Return all lines with the word "find" in them.

▸ **Excerpted records**
+ + +

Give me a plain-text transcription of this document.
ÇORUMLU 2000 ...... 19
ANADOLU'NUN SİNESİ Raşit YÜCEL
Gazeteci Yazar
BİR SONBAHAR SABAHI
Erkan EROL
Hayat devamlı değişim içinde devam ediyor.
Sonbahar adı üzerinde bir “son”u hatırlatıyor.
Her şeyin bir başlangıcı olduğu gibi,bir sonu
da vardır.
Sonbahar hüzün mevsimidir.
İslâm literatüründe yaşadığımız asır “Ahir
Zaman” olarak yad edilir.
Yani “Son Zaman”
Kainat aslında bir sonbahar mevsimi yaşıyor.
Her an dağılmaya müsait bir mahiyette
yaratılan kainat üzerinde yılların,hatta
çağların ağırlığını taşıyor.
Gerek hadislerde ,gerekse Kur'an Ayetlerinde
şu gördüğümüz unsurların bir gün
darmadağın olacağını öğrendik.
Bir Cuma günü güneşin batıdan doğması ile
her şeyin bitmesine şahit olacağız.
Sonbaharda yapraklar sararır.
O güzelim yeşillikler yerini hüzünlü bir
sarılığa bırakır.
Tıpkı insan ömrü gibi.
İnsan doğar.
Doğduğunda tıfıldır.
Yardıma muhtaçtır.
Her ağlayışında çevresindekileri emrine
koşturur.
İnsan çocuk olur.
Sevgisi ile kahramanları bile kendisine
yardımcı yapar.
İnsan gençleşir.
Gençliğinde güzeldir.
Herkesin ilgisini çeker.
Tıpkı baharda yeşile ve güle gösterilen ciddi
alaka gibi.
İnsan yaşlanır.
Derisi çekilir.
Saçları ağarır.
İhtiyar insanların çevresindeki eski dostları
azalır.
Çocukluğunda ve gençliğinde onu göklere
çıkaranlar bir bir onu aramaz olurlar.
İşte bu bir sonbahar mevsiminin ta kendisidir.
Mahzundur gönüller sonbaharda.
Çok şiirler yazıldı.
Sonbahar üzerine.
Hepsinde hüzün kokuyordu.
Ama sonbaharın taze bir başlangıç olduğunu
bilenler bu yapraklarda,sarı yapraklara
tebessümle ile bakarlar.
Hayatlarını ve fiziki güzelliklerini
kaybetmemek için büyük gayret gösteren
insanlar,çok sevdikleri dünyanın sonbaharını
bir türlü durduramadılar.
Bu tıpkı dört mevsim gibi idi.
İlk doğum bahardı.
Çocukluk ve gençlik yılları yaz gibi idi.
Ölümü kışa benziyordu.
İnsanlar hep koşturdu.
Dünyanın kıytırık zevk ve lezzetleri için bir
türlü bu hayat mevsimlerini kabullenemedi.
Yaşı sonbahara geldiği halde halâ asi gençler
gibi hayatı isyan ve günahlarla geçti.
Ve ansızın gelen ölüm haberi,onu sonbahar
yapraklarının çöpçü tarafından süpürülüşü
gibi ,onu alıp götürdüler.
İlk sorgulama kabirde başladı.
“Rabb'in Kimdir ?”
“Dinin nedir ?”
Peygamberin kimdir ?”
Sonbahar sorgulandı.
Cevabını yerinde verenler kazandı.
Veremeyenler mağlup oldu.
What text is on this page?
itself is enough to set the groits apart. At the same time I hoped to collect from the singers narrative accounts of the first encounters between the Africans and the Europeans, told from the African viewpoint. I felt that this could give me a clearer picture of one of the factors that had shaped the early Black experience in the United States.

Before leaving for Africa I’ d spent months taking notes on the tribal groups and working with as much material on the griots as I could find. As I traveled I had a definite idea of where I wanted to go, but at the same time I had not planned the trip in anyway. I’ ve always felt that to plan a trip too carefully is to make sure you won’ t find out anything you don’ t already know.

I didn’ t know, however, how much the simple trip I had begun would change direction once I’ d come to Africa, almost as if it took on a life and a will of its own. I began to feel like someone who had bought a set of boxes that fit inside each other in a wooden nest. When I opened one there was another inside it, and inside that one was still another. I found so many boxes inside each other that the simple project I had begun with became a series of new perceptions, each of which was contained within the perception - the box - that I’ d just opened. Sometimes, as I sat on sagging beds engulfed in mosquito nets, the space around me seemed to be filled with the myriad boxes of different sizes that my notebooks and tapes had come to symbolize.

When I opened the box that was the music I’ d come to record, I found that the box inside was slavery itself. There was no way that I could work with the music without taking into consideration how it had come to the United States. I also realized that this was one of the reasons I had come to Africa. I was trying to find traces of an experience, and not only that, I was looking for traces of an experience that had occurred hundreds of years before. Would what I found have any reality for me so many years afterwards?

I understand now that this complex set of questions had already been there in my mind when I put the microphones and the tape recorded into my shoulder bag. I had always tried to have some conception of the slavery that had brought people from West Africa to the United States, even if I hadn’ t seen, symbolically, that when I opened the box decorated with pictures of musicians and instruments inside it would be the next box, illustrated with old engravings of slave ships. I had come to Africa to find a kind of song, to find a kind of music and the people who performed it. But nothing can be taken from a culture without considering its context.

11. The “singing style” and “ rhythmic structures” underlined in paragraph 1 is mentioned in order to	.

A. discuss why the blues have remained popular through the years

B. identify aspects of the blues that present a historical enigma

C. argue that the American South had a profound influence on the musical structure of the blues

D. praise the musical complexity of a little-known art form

+ + +

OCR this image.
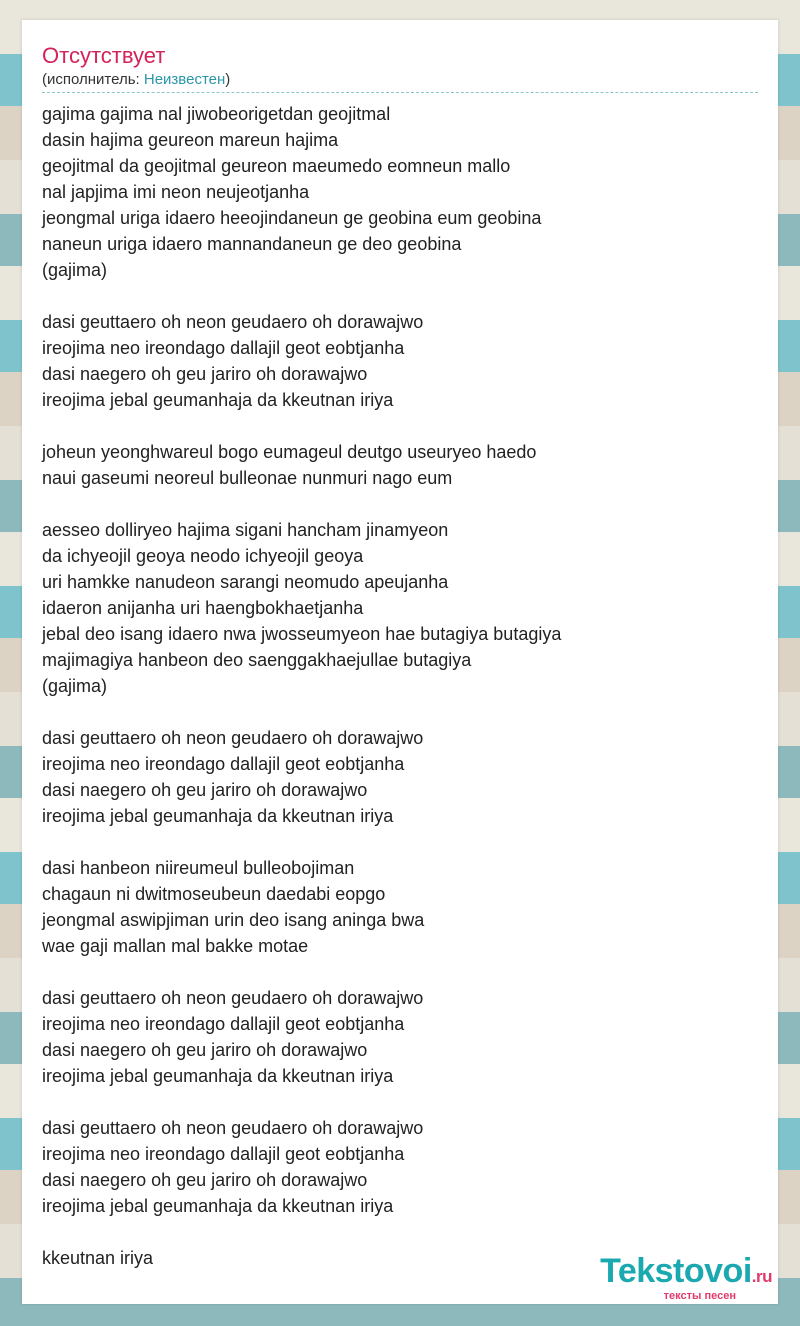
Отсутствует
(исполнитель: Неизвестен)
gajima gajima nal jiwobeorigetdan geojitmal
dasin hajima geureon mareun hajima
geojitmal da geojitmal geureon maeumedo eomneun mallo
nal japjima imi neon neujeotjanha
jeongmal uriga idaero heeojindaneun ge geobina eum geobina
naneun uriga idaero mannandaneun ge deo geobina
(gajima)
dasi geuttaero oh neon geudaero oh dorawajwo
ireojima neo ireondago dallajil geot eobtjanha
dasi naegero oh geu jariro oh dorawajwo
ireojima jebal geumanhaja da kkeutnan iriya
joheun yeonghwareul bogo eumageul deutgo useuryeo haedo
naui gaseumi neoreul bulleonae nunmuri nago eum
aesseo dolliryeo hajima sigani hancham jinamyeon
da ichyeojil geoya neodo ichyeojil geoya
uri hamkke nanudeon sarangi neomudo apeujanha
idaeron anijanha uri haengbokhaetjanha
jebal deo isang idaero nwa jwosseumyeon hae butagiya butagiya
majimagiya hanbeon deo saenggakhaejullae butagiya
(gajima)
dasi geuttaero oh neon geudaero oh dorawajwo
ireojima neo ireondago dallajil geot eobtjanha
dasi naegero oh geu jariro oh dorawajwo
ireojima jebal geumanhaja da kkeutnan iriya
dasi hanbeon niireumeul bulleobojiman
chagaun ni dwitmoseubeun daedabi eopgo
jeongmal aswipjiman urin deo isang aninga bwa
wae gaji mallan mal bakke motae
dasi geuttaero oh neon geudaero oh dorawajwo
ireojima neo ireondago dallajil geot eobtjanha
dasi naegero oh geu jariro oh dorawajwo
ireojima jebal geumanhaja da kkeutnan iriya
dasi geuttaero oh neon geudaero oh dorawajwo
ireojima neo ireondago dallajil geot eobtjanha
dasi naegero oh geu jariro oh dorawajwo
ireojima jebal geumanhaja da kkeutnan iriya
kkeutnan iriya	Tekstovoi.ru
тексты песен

+ + +

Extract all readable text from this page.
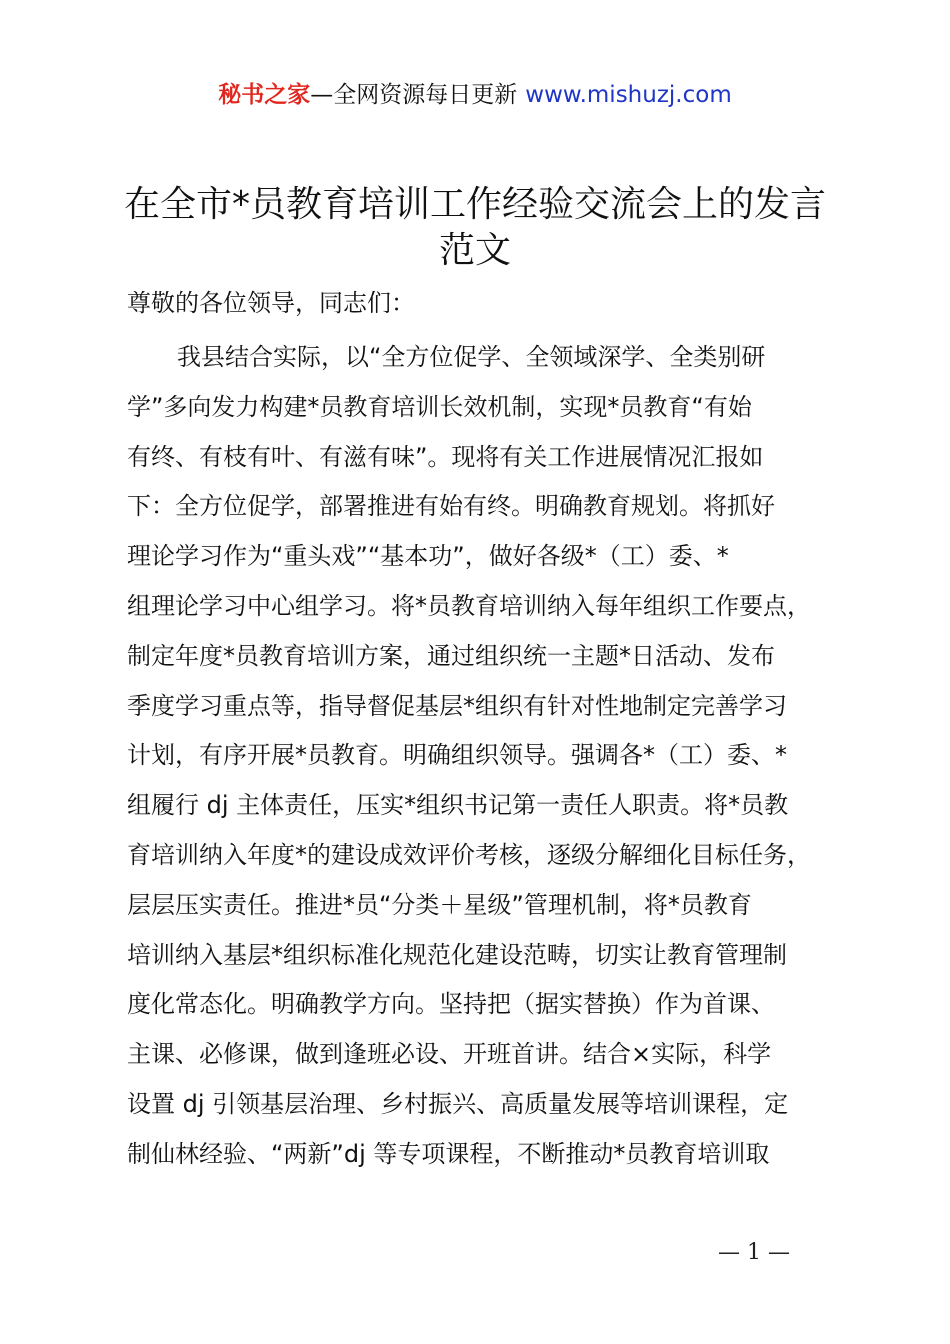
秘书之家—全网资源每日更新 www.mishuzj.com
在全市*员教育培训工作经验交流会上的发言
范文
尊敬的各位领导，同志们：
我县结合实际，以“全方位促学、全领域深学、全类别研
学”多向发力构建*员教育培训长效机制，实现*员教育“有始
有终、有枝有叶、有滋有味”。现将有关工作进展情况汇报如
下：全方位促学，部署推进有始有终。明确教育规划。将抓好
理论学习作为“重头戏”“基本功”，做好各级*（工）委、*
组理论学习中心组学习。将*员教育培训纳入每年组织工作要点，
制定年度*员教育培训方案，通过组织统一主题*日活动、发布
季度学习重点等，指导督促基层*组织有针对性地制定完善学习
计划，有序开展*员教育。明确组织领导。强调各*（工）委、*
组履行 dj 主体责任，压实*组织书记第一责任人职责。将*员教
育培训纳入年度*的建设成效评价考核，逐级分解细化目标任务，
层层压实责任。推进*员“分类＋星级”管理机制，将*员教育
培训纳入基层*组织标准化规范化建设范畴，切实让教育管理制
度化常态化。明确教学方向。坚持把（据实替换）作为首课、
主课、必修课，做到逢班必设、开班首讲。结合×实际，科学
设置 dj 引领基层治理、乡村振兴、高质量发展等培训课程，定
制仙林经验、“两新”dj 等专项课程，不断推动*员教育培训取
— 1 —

+ + +

▸ **Response**
Before leaving for Africa I’ d spent months taking notes on the tribal groups and working with as much material on the griots as I could find. As I traveled I had a definite idea of where I wanted to go, but at the same time I had not planned the trip in anyway. I’ ve always felt that to plan a trip too carefully is to make sure you won’ t find out anything you don’ t already know.
When I opened the box that was the music I’ d come to record, I found that the box inside was slavery itself. There was no way that I could work with the music without taking into consideration how it had come to the United States. I also realized that this was one of the reasons I had come to Africa. I was trying to find traces of an experience, and not only that, I was looking for traces of an experience that had occurred hundreds of years before. Would what I found have any reality for me so many years afterwards?
I understand now that this complex set of questions had already been there in my mind when I put the microphones and the tape recorded into my shoulder bag. I had always tried to have some conception of the slavery that had brought people from West Africa to the United States, even if I hadn’ t seen, symbolically, that when I opened the box decorated with pictures of musicians and instruments inside it would be the next box, illustrated with old engravings of slave ships. I had come to Africa to find a kind of song, to find a kind of music and the people who performed it. But nothing can be taken from a culture without considering its context.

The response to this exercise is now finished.